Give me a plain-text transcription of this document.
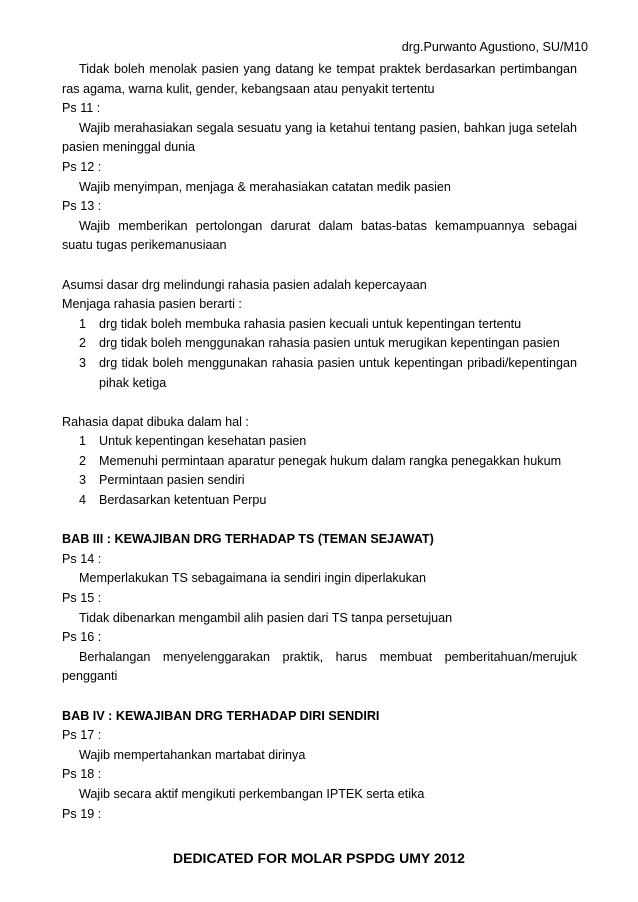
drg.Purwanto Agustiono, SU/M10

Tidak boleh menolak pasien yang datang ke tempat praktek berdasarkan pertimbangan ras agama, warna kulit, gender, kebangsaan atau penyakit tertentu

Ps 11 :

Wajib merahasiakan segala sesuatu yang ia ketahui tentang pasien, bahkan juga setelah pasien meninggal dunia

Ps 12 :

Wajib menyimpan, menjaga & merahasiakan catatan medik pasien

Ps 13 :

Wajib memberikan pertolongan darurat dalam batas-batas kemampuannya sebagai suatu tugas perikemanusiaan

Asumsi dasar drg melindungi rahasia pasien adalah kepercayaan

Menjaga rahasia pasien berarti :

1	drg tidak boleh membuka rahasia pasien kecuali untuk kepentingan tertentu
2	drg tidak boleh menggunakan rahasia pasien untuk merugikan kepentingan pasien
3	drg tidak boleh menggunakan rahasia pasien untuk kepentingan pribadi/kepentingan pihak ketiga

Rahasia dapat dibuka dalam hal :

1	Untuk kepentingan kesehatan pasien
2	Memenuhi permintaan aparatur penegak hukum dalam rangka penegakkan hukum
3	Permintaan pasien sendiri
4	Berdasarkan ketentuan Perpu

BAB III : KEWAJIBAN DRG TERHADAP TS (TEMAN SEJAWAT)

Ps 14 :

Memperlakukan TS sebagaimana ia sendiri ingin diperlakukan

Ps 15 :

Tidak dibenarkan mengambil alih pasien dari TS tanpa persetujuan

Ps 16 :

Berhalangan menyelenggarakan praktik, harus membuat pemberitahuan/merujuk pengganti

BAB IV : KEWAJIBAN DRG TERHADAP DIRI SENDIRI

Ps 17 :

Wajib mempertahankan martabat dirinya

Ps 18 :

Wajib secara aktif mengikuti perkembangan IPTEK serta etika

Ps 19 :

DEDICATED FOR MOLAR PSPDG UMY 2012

┄┄┄┄┄┄┄┄┄┄┄┄┄┄┄┄┄┄┄┄

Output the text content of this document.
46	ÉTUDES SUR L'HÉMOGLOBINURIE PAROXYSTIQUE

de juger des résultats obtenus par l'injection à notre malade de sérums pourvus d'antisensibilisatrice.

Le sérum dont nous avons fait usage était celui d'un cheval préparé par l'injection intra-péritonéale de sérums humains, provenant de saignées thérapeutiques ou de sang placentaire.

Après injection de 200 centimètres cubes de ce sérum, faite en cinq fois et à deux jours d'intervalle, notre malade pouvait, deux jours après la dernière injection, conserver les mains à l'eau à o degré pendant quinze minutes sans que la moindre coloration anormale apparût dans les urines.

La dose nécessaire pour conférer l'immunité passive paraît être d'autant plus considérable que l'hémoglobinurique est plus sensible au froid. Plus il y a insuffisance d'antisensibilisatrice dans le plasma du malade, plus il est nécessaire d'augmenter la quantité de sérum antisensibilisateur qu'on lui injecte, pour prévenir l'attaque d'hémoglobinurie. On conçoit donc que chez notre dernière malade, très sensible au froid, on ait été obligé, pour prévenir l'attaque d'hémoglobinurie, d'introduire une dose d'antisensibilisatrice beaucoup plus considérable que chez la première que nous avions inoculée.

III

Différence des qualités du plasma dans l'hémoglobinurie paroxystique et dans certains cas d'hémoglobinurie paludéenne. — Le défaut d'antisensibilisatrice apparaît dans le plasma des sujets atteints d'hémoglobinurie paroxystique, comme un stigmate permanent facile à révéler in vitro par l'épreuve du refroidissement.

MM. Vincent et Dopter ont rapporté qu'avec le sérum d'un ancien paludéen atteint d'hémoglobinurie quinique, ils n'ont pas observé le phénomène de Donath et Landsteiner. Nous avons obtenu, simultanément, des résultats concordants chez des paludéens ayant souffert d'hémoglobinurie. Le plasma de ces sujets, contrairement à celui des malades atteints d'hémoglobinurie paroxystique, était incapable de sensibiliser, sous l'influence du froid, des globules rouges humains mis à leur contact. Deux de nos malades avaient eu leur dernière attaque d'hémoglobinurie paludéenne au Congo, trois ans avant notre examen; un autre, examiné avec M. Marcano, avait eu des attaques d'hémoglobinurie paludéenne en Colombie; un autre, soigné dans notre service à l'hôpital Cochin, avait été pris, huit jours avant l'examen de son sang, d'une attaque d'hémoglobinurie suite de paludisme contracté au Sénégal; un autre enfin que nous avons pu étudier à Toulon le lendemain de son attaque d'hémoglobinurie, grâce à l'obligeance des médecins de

┄┄┄┄┄┄┄┄┄┄┄┄┄┄┄┄┄┄┄┄

DO THIS:
Copy each line above that contains the string "menggunakan".

SOLUTION:
2	drg tidak boleh menggunakan rahasia pasien untuk merugikan kepentingan pasien
3	drg tidak boleh menggunakan rahasia pasien untuk kepentingan pribadi/kepentingan pihak ketiga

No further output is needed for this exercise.